[Start of Attachment]

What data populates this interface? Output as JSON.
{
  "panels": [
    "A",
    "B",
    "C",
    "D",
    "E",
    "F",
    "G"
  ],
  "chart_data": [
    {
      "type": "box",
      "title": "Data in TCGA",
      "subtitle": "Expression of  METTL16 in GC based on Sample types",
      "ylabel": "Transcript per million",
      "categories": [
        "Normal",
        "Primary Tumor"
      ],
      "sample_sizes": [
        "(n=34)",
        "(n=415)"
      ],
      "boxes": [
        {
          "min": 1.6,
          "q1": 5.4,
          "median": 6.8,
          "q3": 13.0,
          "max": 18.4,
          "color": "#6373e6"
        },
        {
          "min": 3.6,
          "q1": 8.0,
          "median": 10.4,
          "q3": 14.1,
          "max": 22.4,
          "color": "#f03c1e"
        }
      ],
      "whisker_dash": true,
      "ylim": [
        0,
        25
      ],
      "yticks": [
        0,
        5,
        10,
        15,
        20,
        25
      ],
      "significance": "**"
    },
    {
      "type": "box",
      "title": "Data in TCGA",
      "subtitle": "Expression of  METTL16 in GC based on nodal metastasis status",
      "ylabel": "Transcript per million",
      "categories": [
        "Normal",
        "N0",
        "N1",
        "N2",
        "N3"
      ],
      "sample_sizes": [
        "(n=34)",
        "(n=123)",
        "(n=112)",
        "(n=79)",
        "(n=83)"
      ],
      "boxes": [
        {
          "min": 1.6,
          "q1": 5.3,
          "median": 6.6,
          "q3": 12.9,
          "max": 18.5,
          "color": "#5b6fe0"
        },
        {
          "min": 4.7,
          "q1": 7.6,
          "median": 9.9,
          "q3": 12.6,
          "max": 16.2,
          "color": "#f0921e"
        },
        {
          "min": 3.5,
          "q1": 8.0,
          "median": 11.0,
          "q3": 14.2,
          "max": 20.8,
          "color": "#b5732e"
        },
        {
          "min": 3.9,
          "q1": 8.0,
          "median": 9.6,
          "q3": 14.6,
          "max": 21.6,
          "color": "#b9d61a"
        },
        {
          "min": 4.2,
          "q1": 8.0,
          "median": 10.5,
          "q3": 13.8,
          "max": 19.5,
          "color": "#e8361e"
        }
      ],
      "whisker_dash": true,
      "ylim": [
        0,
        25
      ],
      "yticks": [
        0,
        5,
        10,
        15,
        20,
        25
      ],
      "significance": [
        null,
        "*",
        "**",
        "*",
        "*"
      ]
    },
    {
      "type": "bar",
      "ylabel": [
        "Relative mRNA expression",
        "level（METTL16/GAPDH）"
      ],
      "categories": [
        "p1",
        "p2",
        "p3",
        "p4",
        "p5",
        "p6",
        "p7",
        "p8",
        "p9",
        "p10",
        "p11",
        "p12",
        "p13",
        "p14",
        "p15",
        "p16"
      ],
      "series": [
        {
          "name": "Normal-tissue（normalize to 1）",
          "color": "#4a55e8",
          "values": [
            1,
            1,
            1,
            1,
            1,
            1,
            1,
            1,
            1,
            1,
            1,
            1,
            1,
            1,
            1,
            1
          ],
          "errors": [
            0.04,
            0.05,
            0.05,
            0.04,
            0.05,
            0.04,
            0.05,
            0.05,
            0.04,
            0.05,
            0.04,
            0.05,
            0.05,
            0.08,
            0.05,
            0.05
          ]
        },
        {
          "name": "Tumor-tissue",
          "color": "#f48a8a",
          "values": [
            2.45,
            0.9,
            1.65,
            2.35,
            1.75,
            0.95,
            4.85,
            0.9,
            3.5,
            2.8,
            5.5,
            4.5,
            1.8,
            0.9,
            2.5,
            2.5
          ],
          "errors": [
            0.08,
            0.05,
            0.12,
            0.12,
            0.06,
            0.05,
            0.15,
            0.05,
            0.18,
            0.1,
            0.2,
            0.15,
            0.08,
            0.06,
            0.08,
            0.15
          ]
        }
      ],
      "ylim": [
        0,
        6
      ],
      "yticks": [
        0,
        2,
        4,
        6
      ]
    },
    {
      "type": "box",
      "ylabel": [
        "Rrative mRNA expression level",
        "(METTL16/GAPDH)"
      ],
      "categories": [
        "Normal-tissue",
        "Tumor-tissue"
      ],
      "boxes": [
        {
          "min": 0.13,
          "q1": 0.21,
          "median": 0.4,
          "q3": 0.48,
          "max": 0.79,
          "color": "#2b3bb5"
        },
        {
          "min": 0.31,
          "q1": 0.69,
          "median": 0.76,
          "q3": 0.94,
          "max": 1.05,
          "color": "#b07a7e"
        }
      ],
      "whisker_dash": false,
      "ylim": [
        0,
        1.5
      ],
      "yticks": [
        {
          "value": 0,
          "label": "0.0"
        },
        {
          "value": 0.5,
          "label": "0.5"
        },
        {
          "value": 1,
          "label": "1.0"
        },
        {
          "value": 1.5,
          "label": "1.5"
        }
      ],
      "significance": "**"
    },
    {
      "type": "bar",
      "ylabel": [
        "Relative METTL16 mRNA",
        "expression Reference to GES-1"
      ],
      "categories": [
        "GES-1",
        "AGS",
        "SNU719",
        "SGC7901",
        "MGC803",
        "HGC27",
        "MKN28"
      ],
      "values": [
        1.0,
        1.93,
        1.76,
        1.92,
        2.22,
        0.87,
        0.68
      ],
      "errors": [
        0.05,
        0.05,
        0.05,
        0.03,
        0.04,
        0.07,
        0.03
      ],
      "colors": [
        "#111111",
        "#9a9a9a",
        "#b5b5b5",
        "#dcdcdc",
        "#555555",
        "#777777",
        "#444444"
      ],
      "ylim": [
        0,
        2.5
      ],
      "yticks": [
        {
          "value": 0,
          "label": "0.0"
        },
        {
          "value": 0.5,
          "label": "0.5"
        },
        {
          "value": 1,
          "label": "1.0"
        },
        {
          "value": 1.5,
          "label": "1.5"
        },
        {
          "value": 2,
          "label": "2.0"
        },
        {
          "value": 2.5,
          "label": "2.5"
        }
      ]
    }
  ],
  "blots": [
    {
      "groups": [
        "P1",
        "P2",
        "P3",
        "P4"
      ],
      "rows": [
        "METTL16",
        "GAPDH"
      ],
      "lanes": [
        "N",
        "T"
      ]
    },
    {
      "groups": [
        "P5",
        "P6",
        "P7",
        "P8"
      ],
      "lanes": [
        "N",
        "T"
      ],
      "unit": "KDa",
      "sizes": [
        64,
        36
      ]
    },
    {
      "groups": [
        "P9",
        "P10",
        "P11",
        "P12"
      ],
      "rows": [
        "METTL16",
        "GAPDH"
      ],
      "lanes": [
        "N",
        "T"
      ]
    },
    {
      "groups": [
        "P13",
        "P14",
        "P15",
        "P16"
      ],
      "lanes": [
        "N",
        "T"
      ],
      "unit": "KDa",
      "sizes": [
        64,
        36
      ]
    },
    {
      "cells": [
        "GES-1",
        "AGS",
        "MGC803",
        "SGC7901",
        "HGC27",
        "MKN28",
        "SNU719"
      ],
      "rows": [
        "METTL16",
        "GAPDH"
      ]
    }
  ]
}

[End of Attachment]

▸ What you are asked to do:
Go through the entries above and count the lines containing "level". Give the number only.

▸ Solution below:
2